◆ WHAT IS ASKED
Return each line containing "方向行走".

◆ MATERIAL

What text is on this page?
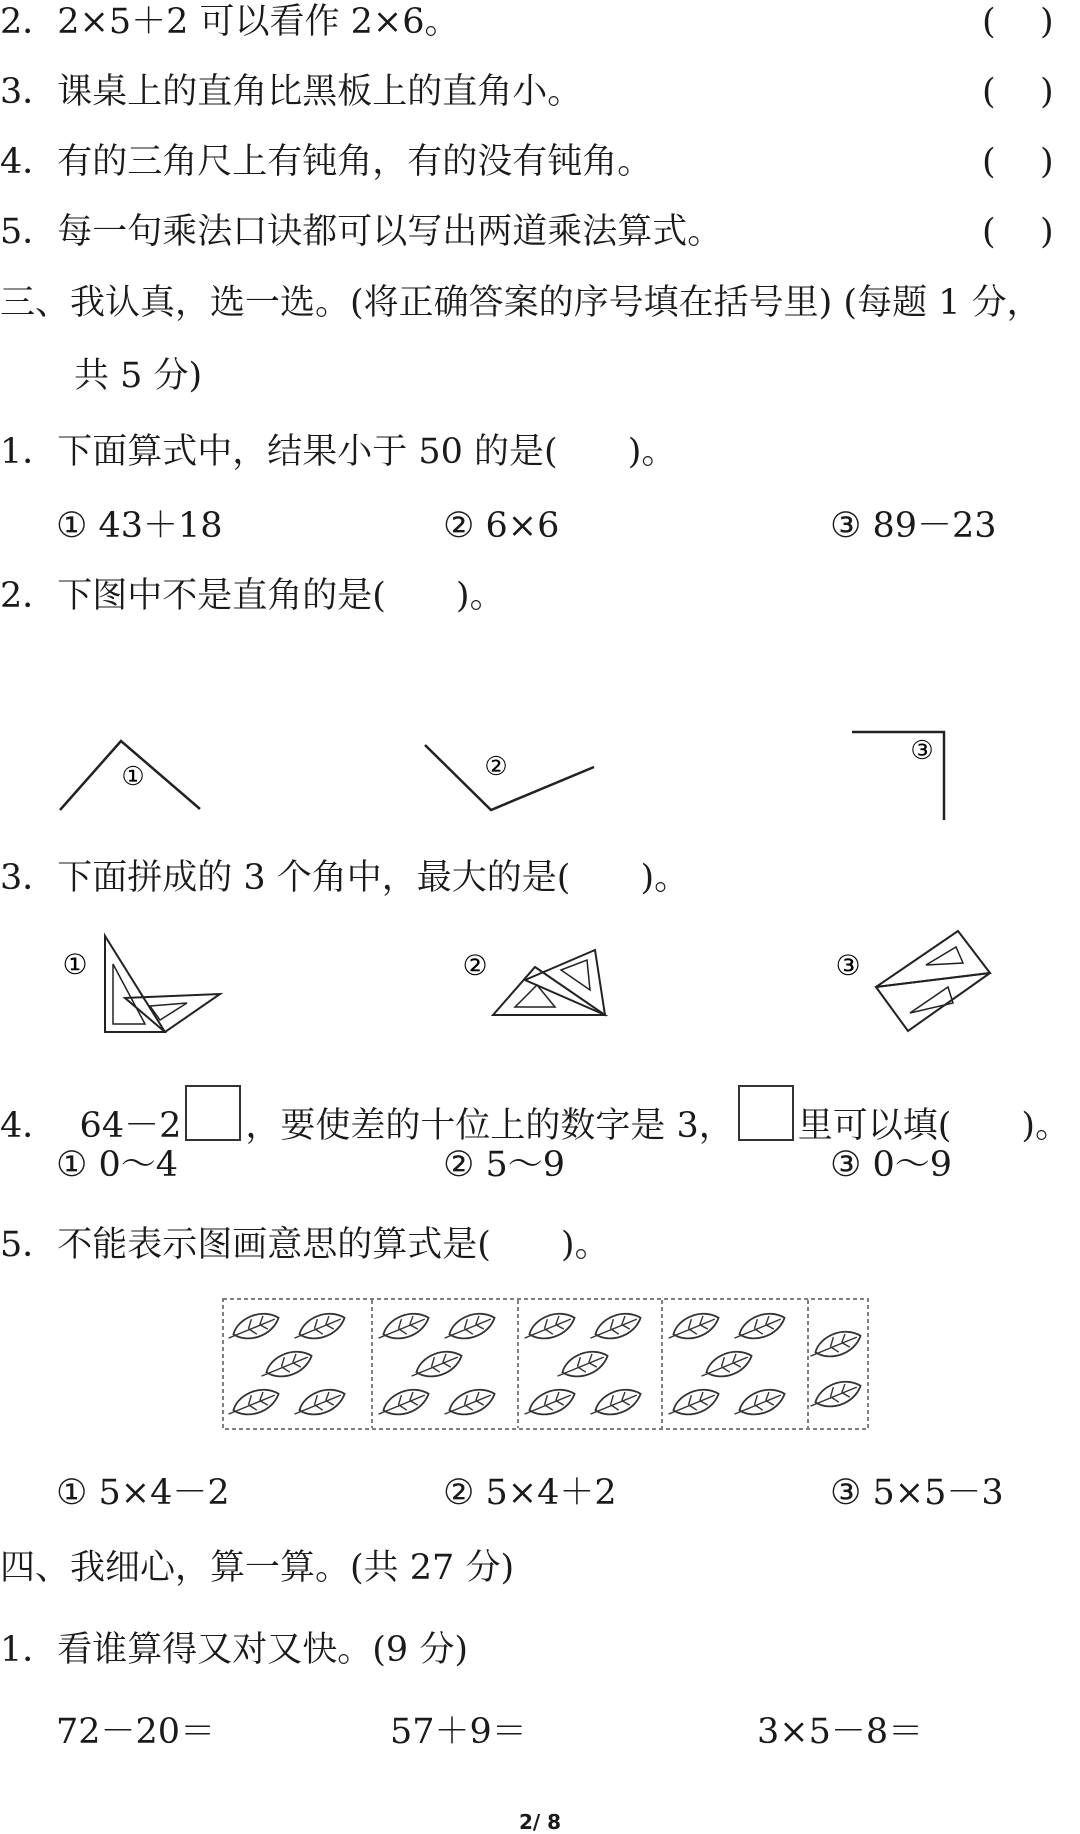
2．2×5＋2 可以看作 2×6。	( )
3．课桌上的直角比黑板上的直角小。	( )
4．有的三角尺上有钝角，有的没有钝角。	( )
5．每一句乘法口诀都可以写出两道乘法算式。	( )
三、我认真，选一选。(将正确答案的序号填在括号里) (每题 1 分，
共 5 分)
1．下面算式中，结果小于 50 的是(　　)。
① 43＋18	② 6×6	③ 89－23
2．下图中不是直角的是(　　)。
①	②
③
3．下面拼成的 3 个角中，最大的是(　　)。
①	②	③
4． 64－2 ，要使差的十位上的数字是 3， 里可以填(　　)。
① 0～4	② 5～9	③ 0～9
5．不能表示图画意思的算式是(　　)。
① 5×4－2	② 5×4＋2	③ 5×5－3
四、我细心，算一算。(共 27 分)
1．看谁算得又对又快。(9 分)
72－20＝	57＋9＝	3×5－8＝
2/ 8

==

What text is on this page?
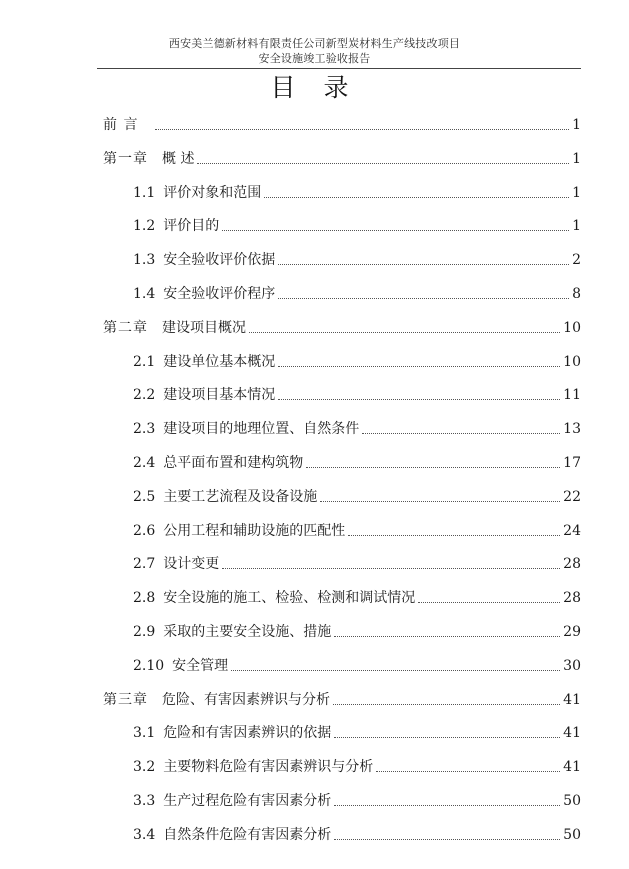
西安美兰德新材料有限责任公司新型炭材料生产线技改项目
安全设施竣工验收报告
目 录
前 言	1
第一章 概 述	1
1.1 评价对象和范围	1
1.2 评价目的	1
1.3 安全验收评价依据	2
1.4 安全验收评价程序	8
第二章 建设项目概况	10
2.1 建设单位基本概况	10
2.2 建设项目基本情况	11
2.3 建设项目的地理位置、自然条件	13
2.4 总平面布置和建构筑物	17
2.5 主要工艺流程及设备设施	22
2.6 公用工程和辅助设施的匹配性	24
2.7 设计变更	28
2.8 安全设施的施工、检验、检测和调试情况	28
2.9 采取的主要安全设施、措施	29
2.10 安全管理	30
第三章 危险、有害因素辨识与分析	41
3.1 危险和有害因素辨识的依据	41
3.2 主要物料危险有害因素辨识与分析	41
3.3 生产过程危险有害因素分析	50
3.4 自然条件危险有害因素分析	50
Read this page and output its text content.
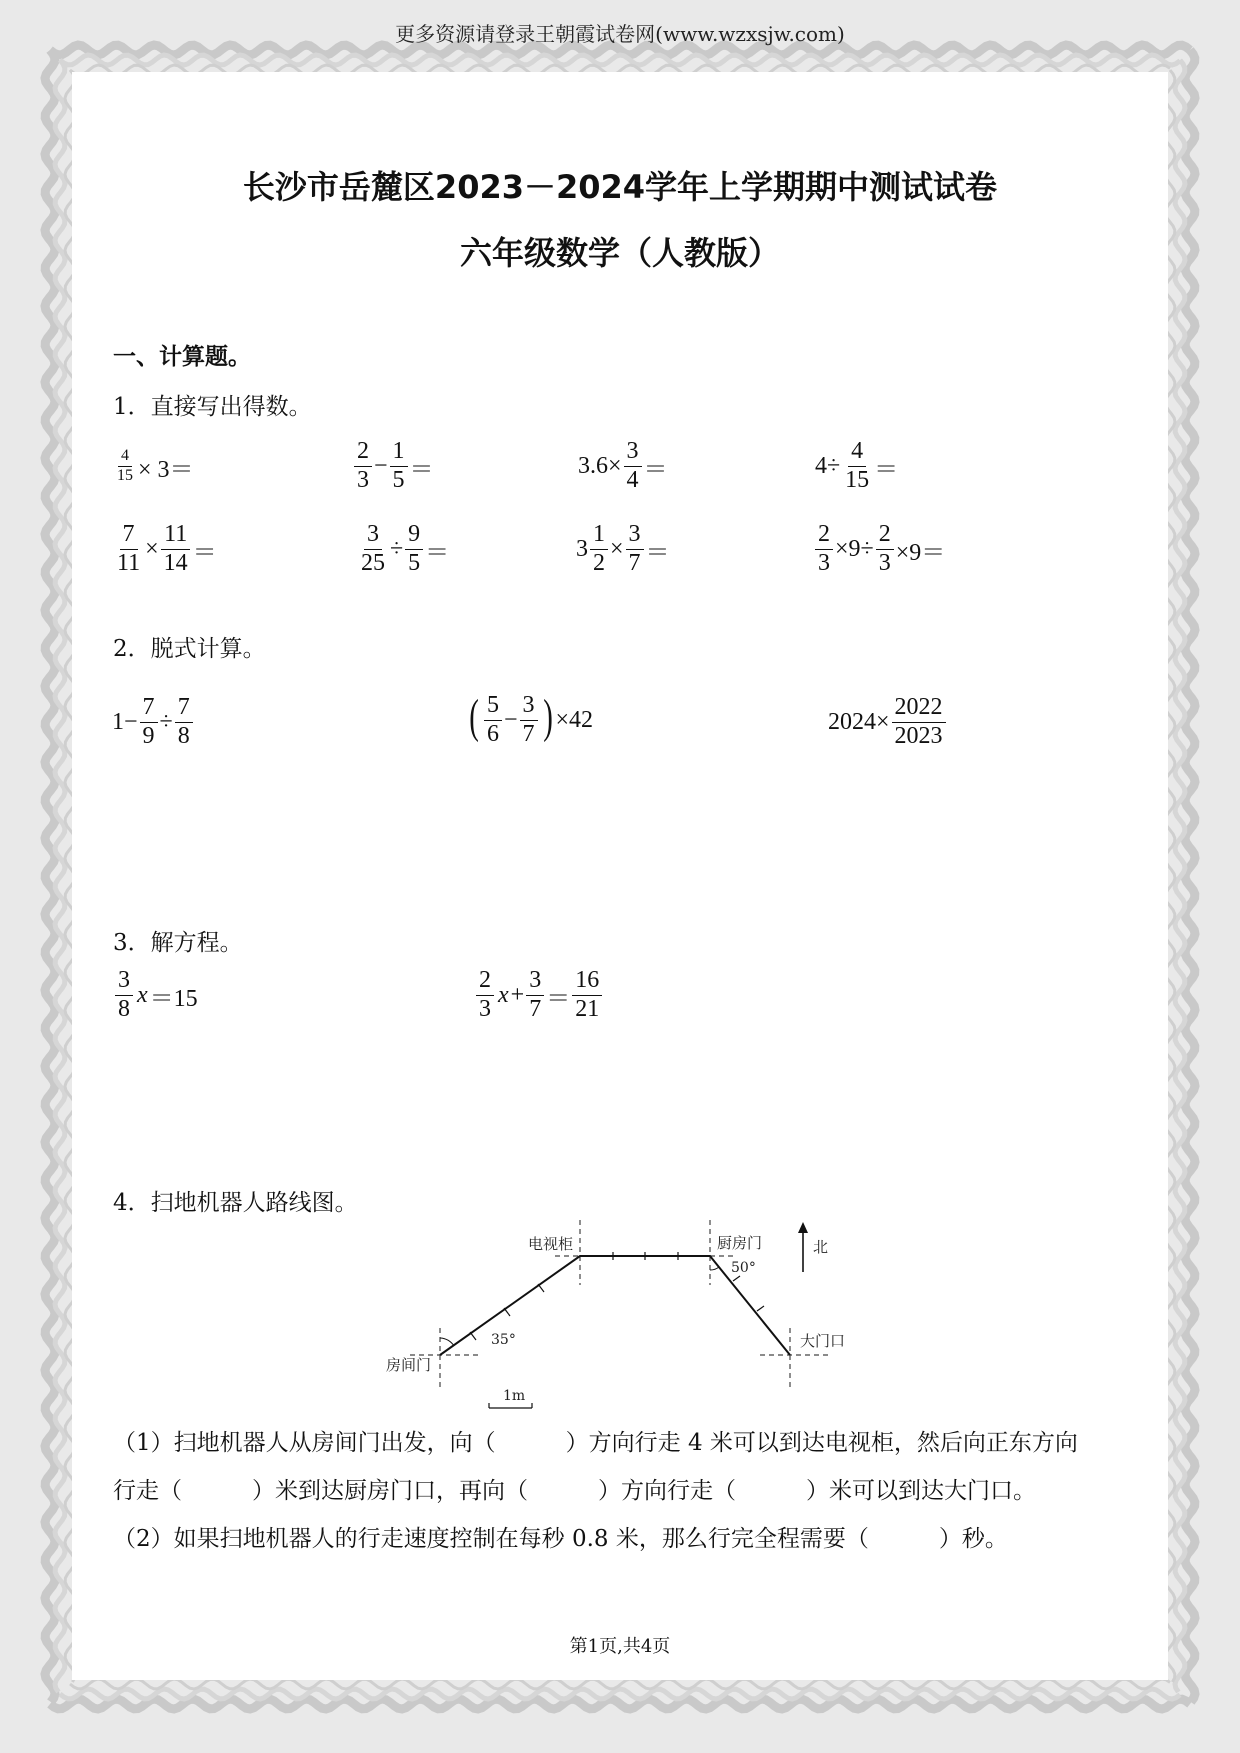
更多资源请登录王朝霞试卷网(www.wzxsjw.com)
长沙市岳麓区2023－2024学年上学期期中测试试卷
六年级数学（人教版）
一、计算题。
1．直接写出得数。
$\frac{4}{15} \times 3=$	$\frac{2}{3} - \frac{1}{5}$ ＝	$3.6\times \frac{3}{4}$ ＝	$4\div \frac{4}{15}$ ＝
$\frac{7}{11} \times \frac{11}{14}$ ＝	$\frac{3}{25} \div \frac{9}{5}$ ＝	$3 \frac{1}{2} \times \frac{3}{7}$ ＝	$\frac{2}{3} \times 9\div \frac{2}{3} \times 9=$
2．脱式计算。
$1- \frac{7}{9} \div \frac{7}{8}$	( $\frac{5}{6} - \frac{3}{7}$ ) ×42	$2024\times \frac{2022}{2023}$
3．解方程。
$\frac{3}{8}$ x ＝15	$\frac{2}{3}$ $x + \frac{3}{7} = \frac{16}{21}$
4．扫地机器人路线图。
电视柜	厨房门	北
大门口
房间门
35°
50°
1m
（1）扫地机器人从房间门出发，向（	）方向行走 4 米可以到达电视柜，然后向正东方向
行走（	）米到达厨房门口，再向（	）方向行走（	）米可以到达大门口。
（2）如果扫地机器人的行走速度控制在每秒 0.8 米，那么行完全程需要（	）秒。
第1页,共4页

◆ TASK SOLUTION
（1）扫地机器人从房间门出发，向（	）方向行走 4 米可以到达电视柜，然后向正东方向
行走（	）米到达厨房门口，再向（	）方向行走（	）米可以到达大门口。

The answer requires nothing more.